━━━━━ Supplied data
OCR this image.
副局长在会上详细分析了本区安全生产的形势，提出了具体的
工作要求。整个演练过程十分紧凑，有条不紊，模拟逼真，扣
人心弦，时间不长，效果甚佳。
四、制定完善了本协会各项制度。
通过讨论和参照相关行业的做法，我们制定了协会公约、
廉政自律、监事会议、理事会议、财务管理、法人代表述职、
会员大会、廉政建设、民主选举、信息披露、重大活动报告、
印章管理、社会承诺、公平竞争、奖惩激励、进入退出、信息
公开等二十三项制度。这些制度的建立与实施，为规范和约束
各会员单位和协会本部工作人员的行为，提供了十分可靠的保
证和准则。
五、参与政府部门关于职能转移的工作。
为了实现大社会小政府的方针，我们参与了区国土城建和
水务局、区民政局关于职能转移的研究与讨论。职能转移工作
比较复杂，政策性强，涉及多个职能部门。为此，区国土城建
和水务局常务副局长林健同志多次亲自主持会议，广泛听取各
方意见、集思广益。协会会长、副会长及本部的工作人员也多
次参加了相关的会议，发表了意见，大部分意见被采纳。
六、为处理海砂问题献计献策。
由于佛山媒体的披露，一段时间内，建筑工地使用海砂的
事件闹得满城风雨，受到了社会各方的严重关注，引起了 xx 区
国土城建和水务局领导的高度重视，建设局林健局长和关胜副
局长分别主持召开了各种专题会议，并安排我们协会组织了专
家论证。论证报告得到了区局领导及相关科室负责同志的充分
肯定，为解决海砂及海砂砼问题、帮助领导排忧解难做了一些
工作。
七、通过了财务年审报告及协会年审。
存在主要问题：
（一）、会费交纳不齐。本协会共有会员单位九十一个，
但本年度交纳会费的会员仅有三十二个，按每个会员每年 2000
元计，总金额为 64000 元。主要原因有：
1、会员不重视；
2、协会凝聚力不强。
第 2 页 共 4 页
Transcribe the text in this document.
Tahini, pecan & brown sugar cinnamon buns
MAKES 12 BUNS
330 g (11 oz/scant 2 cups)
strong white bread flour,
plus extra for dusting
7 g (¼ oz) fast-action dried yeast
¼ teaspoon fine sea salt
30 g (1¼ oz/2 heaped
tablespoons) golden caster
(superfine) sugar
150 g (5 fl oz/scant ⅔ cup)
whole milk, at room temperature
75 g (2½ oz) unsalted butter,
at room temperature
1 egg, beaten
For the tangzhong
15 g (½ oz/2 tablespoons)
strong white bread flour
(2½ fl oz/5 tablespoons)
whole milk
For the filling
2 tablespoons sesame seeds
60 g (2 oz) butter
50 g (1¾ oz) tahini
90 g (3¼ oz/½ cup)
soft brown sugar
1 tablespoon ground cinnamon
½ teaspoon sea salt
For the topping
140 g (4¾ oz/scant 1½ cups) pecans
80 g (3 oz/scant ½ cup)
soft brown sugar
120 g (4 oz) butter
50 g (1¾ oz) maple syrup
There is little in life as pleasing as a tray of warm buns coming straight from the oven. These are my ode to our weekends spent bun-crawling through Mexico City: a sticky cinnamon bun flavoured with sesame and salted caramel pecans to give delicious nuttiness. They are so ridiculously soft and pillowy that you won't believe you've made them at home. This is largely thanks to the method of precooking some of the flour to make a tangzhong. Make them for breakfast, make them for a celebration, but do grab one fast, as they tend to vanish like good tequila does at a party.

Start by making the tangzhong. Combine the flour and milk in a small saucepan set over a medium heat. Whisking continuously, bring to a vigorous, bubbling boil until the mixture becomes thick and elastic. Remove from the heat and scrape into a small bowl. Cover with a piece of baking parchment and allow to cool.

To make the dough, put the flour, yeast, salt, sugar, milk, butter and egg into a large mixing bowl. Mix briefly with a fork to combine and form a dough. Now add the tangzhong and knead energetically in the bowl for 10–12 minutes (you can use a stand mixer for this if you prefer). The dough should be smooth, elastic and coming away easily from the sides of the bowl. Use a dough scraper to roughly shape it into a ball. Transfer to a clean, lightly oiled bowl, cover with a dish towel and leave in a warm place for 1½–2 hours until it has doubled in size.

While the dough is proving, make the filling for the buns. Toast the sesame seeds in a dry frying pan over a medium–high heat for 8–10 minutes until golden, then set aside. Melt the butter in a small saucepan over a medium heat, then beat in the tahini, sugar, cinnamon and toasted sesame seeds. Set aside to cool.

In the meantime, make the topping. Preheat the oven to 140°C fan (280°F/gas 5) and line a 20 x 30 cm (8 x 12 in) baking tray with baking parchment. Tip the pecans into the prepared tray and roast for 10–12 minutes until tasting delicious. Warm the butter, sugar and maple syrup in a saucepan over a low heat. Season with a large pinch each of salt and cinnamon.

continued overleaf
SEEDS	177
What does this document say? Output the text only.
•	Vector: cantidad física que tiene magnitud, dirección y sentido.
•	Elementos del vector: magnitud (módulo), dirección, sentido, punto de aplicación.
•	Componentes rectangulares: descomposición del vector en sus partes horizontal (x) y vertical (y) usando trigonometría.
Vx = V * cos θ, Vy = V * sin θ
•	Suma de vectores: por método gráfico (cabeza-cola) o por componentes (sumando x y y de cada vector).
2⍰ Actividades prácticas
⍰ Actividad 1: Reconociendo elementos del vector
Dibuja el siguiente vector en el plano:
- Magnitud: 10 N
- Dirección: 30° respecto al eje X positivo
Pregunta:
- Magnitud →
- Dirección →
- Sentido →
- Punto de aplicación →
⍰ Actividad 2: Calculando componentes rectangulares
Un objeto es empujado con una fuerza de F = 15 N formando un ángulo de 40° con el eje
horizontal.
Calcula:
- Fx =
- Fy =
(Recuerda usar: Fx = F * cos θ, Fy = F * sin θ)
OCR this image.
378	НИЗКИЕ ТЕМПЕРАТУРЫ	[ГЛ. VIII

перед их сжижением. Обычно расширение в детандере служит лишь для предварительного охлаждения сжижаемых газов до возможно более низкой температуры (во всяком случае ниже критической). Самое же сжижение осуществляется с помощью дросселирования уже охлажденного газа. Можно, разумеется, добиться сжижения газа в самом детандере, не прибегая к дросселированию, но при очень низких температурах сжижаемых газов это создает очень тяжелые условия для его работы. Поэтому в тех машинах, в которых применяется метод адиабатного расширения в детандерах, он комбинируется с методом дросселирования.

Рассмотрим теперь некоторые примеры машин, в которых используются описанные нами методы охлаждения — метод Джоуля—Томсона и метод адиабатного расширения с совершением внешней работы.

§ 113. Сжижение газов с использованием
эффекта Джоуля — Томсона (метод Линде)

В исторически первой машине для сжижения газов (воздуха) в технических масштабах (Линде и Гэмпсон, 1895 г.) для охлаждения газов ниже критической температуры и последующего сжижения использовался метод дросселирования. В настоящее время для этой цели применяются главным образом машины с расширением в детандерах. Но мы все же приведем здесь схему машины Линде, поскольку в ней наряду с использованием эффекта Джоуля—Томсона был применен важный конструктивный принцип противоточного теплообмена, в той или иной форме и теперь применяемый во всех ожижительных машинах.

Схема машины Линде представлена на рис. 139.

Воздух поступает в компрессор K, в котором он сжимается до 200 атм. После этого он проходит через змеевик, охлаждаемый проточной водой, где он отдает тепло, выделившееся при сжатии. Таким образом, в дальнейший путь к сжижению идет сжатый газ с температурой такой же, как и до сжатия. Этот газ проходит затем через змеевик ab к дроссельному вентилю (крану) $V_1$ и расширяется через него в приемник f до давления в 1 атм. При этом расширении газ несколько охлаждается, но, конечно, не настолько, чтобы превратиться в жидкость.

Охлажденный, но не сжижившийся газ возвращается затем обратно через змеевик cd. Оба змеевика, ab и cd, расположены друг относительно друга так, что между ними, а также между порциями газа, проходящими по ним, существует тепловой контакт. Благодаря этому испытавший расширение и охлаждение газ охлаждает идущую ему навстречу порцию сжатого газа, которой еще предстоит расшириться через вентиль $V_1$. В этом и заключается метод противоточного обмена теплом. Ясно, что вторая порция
━━━━━━━━━━
▸ Aim of the exercise: Write out every line of the listing that holds the word "milk".

▸ Exercise result:
whole milk, at room temperature
whole milk
Start by making the tangzhong. Combine the flour and milk in a small saucepan set over a medium heat. Whisking continuously, bring to a vigorous, bubbling boil until the mixture becomes thick and elastic. Remove from the heat and scrape into a small bowl. Cover with a piece of baking parchment and allow to cool.
To make the dough, put the flour, yeast, salt, sugar, milk, butter and egg into a large mixing bowl. Mix briefly with a fork to combine and form a dough. Now add the tangzhong and knead energetically in the bowl for 10–12 minutes (you can use a stand mixer for this if you prefer). The dough should be smooth, elastic and coming away easily from the sides of the bowl. Use a dough scraper to roughly shape it into a ball. Transfer to a clean, lightly oiled bowl, cover with a dish towel and leave in a warm place for 1½–2 hours until it has doubled in size.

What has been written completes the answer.